** Start DATA **
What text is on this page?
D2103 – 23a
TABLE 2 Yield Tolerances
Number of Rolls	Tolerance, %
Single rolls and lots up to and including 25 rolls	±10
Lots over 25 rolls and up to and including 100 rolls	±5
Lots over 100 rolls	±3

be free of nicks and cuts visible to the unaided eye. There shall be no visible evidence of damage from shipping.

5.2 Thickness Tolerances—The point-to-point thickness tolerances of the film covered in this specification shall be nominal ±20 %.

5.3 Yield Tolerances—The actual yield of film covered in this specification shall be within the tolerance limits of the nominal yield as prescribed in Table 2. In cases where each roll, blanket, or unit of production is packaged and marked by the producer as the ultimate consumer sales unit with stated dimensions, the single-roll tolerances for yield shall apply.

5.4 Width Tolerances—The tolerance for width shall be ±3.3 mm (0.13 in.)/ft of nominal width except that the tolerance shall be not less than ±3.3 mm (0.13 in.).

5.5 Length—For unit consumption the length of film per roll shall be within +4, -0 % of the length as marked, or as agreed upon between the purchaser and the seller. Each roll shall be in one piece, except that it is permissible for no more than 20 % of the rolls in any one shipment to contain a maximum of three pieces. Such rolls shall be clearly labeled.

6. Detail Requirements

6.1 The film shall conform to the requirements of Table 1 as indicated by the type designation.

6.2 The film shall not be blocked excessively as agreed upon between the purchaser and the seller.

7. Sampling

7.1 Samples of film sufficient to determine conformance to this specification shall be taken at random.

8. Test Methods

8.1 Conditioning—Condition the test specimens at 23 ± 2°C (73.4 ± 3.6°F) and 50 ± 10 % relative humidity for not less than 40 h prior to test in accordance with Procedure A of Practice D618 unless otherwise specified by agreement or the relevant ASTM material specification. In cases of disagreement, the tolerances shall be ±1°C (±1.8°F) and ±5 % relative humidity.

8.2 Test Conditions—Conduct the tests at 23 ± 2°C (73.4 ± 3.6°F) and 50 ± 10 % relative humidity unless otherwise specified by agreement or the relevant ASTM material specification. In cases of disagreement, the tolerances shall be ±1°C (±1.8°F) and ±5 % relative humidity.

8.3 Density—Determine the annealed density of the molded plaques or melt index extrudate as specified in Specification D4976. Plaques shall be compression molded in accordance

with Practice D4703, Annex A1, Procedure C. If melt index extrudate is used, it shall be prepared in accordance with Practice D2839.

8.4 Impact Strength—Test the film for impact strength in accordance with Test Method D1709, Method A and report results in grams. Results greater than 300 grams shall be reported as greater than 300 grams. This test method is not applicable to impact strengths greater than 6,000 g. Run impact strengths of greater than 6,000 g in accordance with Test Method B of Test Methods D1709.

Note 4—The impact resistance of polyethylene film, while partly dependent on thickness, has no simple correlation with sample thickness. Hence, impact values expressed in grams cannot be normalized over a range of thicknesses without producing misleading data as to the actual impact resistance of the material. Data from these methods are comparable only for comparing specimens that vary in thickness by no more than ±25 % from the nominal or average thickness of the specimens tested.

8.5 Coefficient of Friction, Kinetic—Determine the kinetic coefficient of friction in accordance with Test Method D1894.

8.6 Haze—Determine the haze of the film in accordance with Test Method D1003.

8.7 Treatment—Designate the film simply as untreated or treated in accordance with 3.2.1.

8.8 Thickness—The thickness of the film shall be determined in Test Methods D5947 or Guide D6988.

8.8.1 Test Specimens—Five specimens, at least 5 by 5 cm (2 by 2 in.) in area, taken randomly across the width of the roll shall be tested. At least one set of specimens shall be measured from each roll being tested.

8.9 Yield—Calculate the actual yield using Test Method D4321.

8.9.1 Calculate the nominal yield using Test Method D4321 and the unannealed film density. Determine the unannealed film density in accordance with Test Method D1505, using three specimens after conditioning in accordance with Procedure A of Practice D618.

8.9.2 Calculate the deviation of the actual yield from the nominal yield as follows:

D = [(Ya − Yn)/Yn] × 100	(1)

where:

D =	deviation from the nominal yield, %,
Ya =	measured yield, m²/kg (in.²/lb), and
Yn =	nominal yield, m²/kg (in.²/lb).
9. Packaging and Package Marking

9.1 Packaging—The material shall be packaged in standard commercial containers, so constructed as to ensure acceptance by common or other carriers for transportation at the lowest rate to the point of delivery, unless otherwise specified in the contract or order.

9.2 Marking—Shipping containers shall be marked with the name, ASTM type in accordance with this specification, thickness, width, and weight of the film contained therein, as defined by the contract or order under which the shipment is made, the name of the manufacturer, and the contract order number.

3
** End DATA **
WHAT TO WORK ON:
Look through the material and copy each line that has "index".

SOLUTION BELOW:
8.3 Density—Determine the annealed density of the molded plaques or melt index extrudate as specified in Specification D4976. Plaques shall be compression molded in accordance
with Practice D4703, Annex A1, Procedure C. If melt index extrudate is used, it shall be prepared in accordance with Practice D2839.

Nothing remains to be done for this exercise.